# Problem requirements:
Write out each line in which the string "ABCD" is present.

Data records
++++++

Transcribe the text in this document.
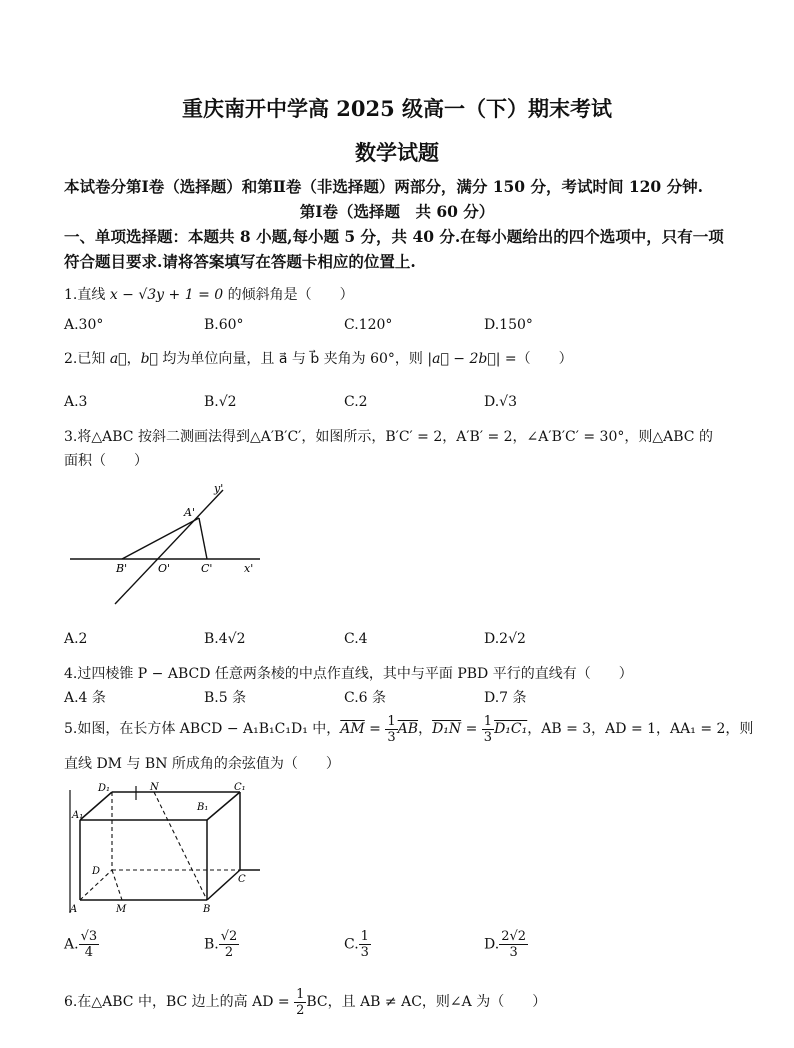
重庆南开中学高 2025 级高一（下）期末考试
数学试题
本试卷分第Ⅰ卷（选择题）和第Ⅱ卷（非选择题）两部分，满分 150 分，考试时间 120 分钟.
第Ⅰ卷（选择题　共 60 分）
一、单项选择题：本题共 8 小题,每小题 5 分，共 40 分.在每小题给出的四个选项中，只有一项
符合题目要求.请将答案填写在答题卡相应的位置上.
1.直线 x − √3y + 1 = 0 的倾斜角是（　　）
A.30°	B.60°	C.120°	D.150°
2.已知 a⃗，b⃗ 均为单位向量，且 a⃗ 与 b⃗ 夹角为 60°，则 |a⃗ − 2b⃗| =（　　）
A.3	B.√2	C.2	D.√3
3.将△ABC 按斜二测画法得到△A′B′C′，如图所示，B′C′ = 2，A′B′ = 2，∠A′B′C′ = 30°，则△ABC 的
面积（　　）
y'
A'
B'	O'	C'	x'
A.2	B.4√2	C.4	D.2√2
4.过四棱锥 P − ABCD 任意两条棱的中点作直线，其中与平面 PBD 平行的直线有（　　）
A.4 条	B.5 条	C.6 条	D.7 条
5.如图，在长方体 ABCD − A₁B₁C₁D₁ 中，$\overline{AM} = \frac{1}{3} \overline{AB}$，$D_1N = \frac{1}{3} D_1C_1$，AB = 3，AD = 1，AA₁ = 2，则
直线 DM 与 BN 所成角的余弦值为（　　）
D₁	N
B₁
C₁
A₁
D
C
A	M	B
A. $\frac{√3}{4}$	B. $\frac{√2}{2}$	C. $\frac{1}{3}$	D. $\frac{2√2}{3}$
6.在△ABC 中，BC 边上的高 AD = $\frac{1}{2}$ BC，且 AB ≠ AC，则∠A 为（　　）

++++++

# Solved problem:
4.过四棱锥 P − ABCD 任意两条棱的中点作直线，其中与平面 PBD 平行的直线有（　　）
5.如图，在长方体 ABCD − A₁B₁C₁D₁ 中，$\overline{AM} = \frac{1}{3} \overline{AB}$，$D_1N = \frac{1}{3} D_1C_1$，AB = 3，AD = 1，AA₁ = 2，则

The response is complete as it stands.